THE TASK:
Below are records to transcribe exactly, without their pictures.

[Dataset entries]
════════

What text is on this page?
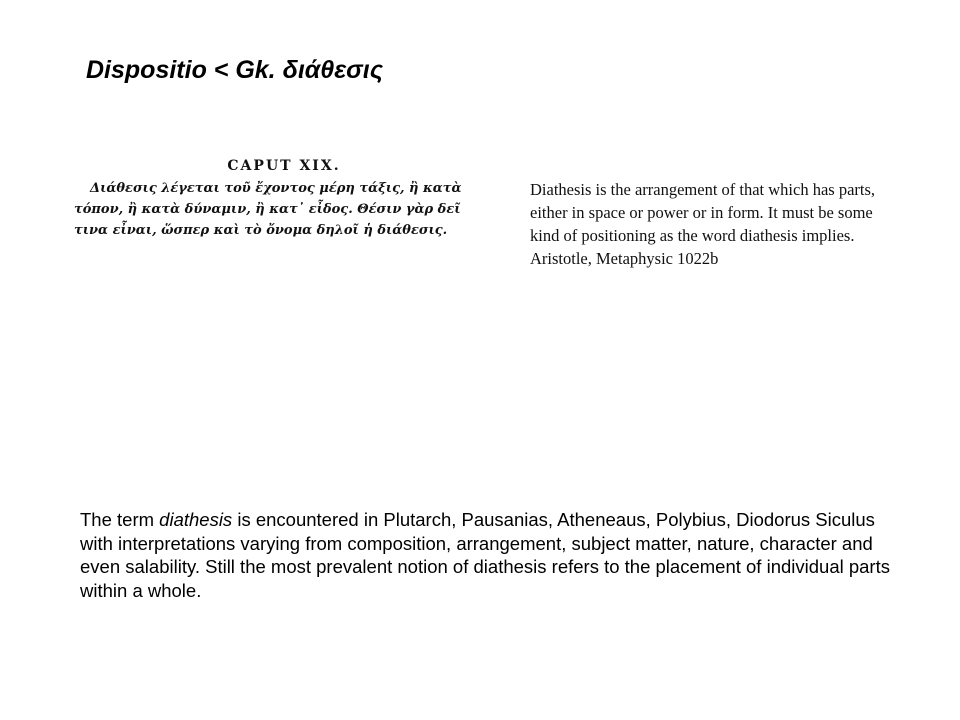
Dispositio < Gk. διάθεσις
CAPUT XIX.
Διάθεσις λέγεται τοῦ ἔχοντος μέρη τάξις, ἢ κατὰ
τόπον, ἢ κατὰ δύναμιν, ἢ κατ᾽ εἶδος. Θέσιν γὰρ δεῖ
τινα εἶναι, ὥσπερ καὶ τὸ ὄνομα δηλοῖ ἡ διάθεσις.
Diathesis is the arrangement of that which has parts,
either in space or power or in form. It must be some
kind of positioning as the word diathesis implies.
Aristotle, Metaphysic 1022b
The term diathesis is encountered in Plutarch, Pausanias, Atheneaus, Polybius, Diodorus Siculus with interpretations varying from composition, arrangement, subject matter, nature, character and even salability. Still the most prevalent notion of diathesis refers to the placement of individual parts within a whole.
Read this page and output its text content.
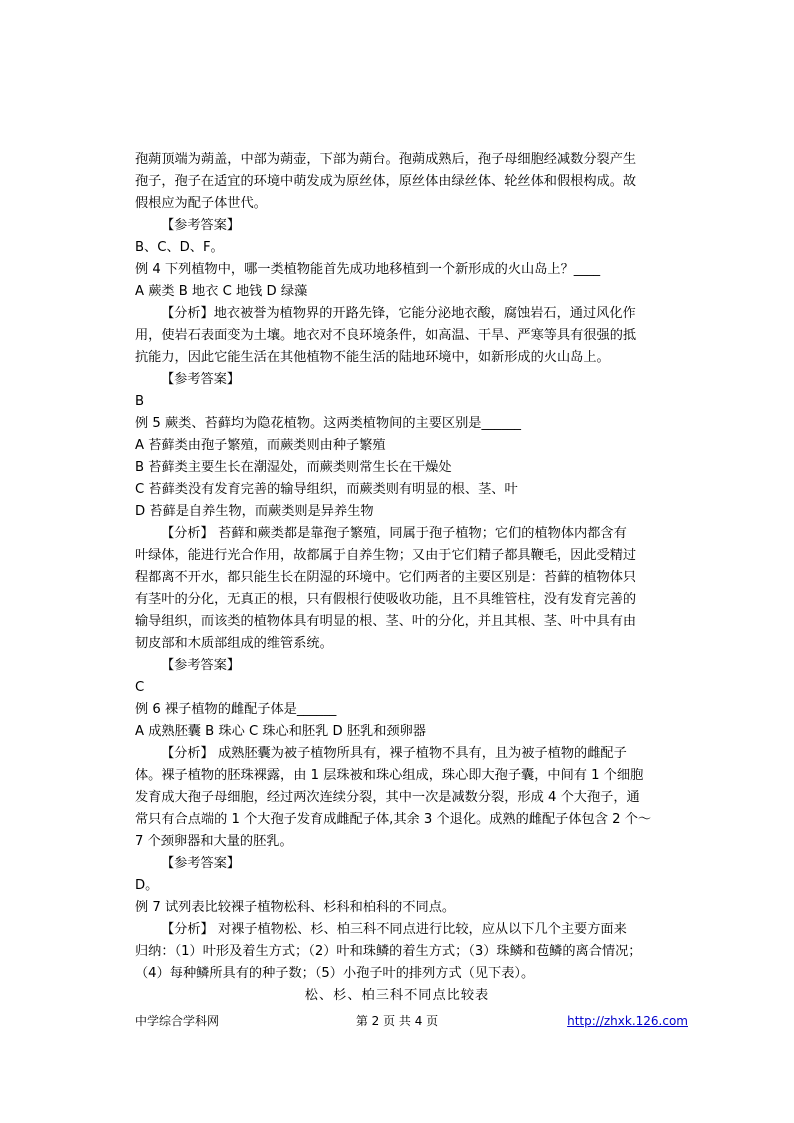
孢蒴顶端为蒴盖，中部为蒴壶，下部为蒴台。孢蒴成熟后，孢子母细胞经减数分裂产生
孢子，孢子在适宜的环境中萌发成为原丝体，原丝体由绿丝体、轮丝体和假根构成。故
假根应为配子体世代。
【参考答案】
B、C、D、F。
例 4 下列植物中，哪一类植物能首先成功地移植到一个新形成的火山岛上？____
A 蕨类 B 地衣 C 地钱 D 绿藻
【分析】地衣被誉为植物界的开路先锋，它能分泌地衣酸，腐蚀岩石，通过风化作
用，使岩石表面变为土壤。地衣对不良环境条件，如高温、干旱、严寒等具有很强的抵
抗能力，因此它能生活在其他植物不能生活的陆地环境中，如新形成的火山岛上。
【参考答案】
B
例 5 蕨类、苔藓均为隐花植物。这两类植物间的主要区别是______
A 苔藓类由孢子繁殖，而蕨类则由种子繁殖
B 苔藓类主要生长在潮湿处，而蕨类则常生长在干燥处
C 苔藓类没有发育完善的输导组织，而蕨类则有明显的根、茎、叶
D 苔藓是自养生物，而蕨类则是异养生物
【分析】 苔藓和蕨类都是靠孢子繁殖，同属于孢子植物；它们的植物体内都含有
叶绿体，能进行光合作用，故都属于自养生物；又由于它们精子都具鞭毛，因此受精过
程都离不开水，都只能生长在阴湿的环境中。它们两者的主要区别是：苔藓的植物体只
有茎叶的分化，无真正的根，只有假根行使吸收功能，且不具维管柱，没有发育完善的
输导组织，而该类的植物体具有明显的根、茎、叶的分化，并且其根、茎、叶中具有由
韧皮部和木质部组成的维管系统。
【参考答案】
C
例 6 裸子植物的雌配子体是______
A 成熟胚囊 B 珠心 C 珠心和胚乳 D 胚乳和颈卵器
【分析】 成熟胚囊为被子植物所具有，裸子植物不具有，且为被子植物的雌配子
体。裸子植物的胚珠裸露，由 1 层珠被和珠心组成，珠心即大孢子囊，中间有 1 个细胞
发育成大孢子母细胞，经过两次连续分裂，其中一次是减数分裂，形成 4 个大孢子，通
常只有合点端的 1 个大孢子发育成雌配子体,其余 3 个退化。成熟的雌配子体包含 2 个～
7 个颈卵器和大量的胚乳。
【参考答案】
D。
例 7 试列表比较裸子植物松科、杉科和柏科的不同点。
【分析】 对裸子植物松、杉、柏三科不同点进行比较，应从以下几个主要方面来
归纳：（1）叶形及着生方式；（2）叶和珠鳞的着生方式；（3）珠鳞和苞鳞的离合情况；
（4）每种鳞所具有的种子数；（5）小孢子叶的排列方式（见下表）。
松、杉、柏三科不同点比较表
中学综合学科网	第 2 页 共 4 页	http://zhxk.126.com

════════

RESULT FOR THIS EXERCISE:
What text is on this page?
Dispositio < Gk. διάθεσις
CAPUT XIX.
Διάθεσις λέγεται τοῦ ἔχοντος μέρη τάξις, ἢ κατὰ
τόπον, ἢ κατὰ δύναμιν, ἢ κατ᾽ εἶδος. Θέσιν γὰρ δεῖ
τινα εἶναι, ὥσπερ καὶ τὸ ὄνομα δηλοῖ ἡ διάθεσις.
Diathesis is the arrangement of that which has parts,
either in space or power or in form. It must be some
kind of positioning as the word diathesis implies.
Aristotle, Metaphysic 1022b
The term diathesis is encountered in Plutarch, Pausanias, Atheneaus, Polybius, Diodorus Siculus with interpretations varying from composition, arrangement, subject matter, nature, character and even salability. Still the most prevalent notion of diathesis refers to the placement of individual parts within a whole.
Read this page and output its text content.
孢蒴顶端为蒴盖，中部为蒴壶，下部为蒴台。孢蒴成熟后，孢子母细胞经减数分裂产生
孢子，孢子在适宜的环境中萌发成为原丝体，原丝体由绿丝体、轮丝体和假根构成。故
假根应为配子体世代。
【参考答案】
B、C、D、F。
例 4 下列植物中，哪一类植物能首先成功地移植到一个新形成的火山岛上？____
A 蕨类 B 地衣 C 地钱 D 绿藻
【分析】地衣被誉为植物界的开路先锋，它能分泌地衣酸，腐蚀岩石，通过风化作
用，使岩石表面变为土壤。地衣对不良环境条件，如高温、干旱、严寒等具有很强的抵
抗能力，因此它能生活在其他植物不能生活的陆地环境中，如新形成的火山岛上。
【参考答案】
B
例 5 蕨类、苔藓均为隐花植物。这两类植物间的主要区别是______
A 苔藓类由孢子繁殖，而蕨类则由种子繁殖
B 苔藓类主要生长在潮湿处，而蕨类则常生长在干燥处
C 苔藓类没有发育完善的输导组织，而蕨类则有明显的根、茎、叶
D 苔藓是自养生物，而蕨类则是异养生物
【分析】 苔藓和蕨类都是靠孢子繁殖，同属于孢子植物；它们的植物体内都含有
叶绿体，能进行光合作用，故都属于自养生物；又由于它们精子都具鞭毛，因此受精过
程都离不开水，都只能生长在阴湿的环境中。它们两者的主要区别是：苔藓的植物体只
有茎叶的分化，无真正的根，只有假根行使吸收功能，且不具维管柱，没有发育完善的
输导组织，而该类的植物体具有明显的根、茎、叶的分化，并且其根、茎、叶中具有由
韧皮部和木质部组成的维管系统。
【参考答案】
C
例 6 裸子植物的雌配子体是______
A 成熟胚囊 B 珠心 C 珠心和胚乳 D 胚乳和颈卵器
【分析】 成熟胚囊为被子植物所具有，裸子植物不具有，且为被子植物的雌配子
体。裸子植物的胚珠裸露，由 1 层珠被和珠心组成，珠心即大孢子囊，中间有 1 个细胞
发育成大孢子母细胞，经过两次连续分裂，其中一次是减数分裂，形成 4 个大孢子，通
常只有合点端的 1 个大孢子发育成雌配子体,其余 3 个退化。成熟的雌配子体包含 2 个～
7 个颈卵器和大量的胚乳。
【参考答案】
D。
例 7 试列表比较裸子植物松科、杉科和柏科的不同点。
【分析】 对裸子植物松、杉、柏三科不同点进行比较，应从以下几个主要方面来
归纳：（1）叶形及着生方式；（2）叶和珠鳞的着生方式；（3）珠鳞和苞鳞的离合情况；
（4）每种鳞所具有的种子数；（5）小孢子叶的排列方式（见下表）。
松、杉、柏三科不同点比较表
中学综合学科网	第 2 页 共 4 页	http://zhxk.126.com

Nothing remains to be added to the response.